**What to work on**
From the listing below, pull out all lines with "aeroport" in them.

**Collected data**
+--

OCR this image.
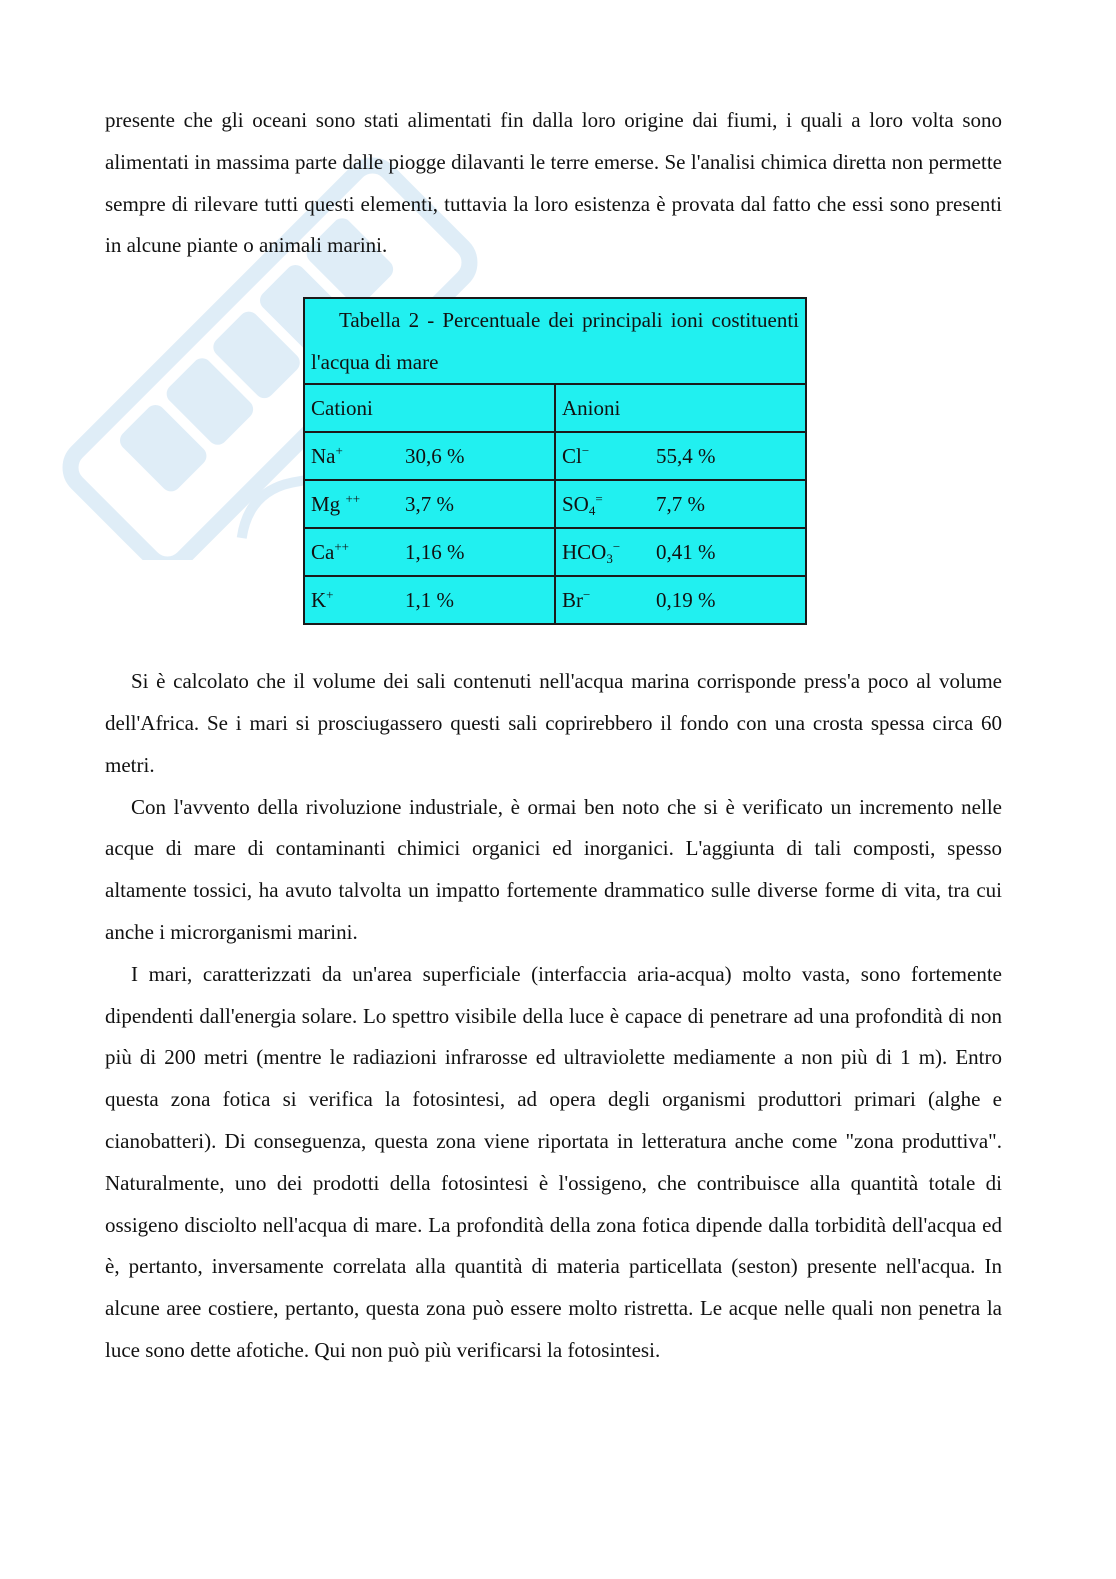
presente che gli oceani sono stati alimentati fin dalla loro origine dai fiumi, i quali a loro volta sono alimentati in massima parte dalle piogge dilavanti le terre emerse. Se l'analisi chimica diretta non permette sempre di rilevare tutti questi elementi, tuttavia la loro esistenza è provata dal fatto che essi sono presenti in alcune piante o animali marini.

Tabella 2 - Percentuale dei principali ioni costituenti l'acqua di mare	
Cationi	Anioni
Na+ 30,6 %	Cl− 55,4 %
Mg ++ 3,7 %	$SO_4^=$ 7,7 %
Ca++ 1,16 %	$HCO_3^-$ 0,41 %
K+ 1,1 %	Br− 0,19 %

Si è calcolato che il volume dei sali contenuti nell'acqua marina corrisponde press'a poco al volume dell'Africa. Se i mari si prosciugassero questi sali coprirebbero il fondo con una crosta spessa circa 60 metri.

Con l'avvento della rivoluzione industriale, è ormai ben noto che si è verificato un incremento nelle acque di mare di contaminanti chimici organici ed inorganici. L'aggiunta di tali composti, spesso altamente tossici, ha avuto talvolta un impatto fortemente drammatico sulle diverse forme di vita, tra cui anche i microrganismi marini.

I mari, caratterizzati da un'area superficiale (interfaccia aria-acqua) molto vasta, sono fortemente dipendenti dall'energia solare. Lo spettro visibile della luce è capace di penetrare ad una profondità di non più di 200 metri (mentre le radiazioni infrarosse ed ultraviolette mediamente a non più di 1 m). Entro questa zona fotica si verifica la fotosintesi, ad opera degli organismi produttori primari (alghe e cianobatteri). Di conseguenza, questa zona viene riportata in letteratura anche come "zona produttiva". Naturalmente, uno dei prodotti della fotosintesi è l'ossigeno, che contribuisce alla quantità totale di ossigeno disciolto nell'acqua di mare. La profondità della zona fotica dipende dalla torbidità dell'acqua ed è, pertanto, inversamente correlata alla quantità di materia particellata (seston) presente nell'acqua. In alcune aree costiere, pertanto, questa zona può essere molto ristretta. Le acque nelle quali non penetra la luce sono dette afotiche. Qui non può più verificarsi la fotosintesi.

+--

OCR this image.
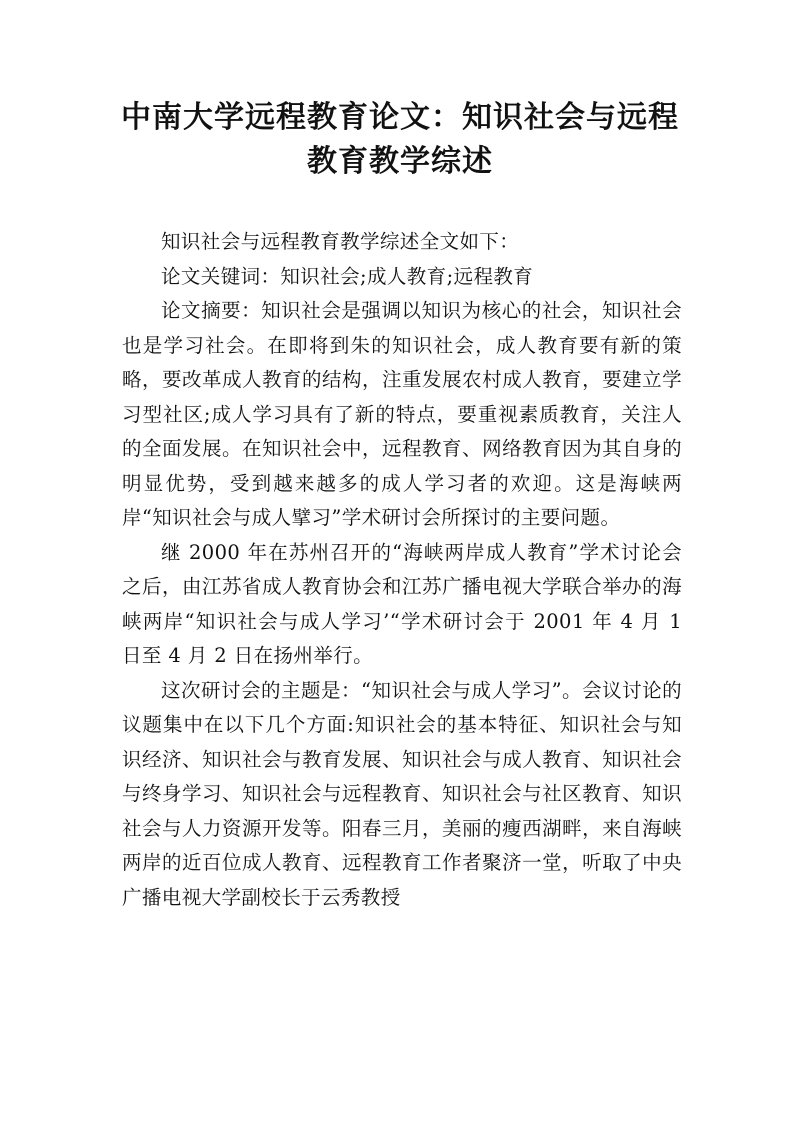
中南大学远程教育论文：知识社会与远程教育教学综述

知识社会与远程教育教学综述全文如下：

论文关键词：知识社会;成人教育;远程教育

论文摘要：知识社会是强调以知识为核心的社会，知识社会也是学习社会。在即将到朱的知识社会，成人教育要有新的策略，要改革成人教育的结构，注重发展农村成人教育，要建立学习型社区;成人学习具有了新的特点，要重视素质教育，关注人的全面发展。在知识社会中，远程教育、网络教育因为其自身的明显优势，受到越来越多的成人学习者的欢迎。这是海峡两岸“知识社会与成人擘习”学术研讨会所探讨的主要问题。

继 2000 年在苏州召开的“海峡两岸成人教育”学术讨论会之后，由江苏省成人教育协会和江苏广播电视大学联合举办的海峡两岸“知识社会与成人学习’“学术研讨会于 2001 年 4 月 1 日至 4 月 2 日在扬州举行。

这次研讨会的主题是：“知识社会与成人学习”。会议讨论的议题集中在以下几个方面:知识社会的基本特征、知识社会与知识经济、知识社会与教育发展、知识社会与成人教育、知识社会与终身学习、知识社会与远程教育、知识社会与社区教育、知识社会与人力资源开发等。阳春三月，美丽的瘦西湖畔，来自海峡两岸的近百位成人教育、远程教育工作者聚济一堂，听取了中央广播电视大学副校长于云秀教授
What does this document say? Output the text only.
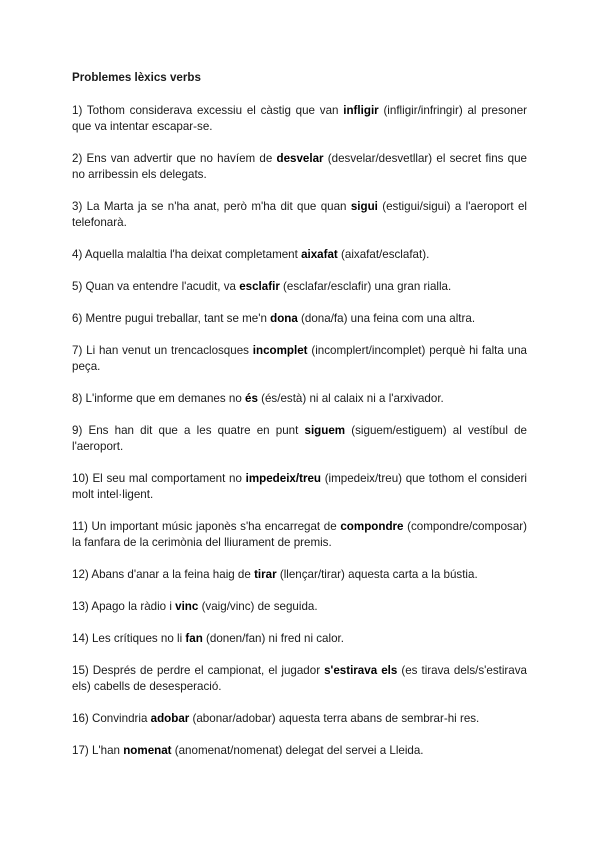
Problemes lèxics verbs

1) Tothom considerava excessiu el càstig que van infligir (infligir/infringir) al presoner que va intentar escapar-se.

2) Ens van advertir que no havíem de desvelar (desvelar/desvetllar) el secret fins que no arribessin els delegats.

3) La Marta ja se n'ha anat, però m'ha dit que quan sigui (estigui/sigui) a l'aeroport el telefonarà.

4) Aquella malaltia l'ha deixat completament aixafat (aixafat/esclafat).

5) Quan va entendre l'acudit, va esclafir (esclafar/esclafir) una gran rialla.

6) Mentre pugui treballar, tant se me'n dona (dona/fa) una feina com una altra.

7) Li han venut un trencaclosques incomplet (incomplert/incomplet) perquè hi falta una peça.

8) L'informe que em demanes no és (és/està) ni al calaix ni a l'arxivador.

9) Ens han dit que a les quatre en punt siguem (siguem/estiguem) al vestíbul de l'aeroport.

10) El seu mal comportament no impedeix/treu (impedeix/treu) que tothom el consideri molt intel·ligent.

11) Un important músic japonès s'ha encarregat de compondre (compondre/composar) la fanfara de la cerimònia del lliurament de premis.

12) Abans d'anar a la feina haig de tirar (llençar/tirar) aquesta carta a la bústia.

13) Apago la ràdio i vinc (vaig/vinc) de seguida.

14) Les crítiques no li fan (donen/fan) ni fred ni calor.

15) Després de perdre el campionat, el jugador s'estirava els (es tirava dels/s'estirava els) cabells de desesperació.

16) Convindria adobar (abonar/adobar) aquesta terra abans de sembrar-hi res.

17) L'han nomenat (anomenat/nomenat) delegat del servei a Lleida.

+--

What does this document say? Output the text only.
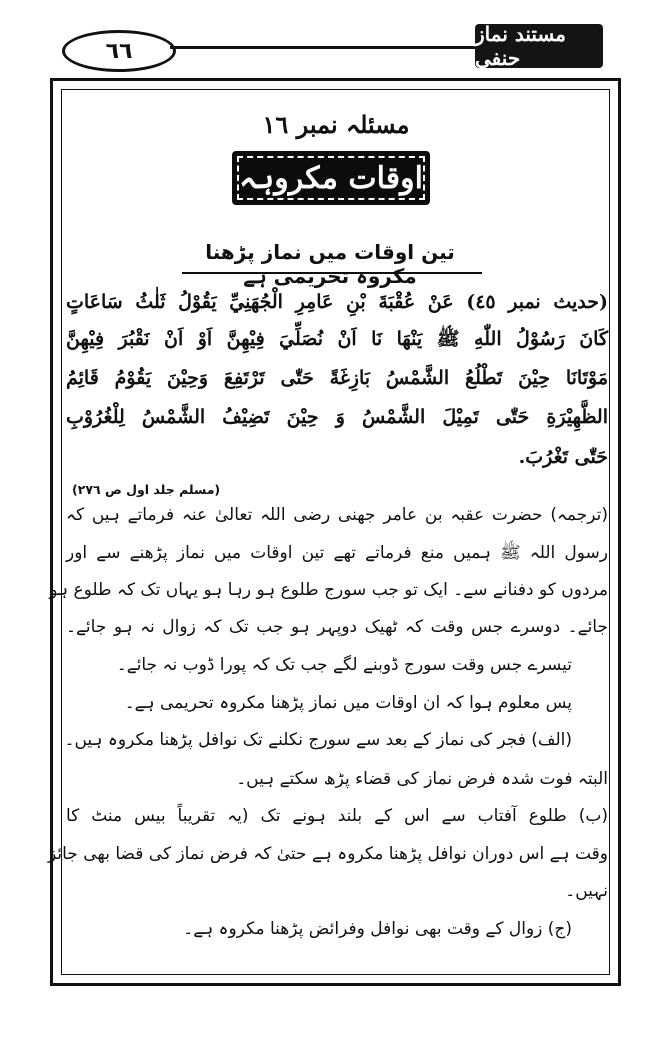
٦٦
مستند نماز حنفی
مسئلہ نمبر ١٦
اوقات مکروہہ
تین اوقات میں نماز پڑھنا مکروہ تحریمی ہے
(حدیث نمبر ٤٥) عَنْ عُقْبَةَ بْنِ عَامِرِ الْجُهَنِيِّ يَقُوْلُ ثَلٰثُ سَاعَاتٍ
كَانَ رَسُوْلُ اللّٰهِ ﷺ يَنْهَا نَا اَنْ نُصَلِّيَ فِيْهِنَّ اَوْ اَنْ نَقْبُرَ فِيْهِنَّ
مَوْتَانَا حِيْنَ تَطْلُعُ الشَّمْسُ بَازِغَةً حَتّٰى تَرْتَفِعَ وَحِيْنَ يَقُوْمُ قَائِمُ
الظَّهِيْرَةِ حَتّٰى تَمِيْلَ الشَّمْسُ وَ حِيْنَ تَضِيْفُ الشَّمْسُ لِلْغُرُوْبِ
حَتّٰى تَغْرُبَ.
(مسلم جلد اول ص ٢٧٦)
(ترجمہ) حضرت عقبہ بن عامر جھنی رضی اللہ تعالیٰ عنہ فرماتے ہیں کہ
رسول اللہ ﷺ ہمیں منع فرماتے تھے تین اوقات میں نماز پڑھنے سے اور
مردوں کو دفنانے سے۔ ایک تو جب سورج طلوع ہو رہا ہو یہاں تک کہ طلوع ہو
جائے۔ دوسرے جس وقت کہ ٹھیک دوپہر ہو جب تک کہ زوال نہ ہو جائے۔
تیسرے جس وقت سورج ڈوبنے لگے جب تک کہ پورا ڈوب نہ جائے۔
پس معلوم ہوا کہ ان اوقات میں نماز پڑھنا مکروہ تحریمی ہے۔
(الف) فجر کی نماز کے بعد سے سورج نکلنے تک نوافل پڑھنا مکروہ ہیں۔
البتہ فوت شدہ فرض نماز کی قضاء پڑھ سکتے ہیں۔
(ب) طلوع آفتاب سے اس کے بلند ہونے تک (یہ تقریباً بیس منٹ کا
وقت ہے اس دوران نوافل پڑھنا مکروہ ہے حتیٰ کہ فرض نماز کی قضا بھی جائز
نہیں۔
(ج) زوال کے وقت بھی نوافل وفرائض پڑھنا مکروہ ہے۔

+--

**The response**
3) La Marta ja se n'ha anat, però m'ha dit que quan sigui (estigui/sigui) a l'aeroport el telefonarà.
9) Ens han dit que a les quatre en punt siguem (siguem/estiguem) al vestíbul de l'aeroport.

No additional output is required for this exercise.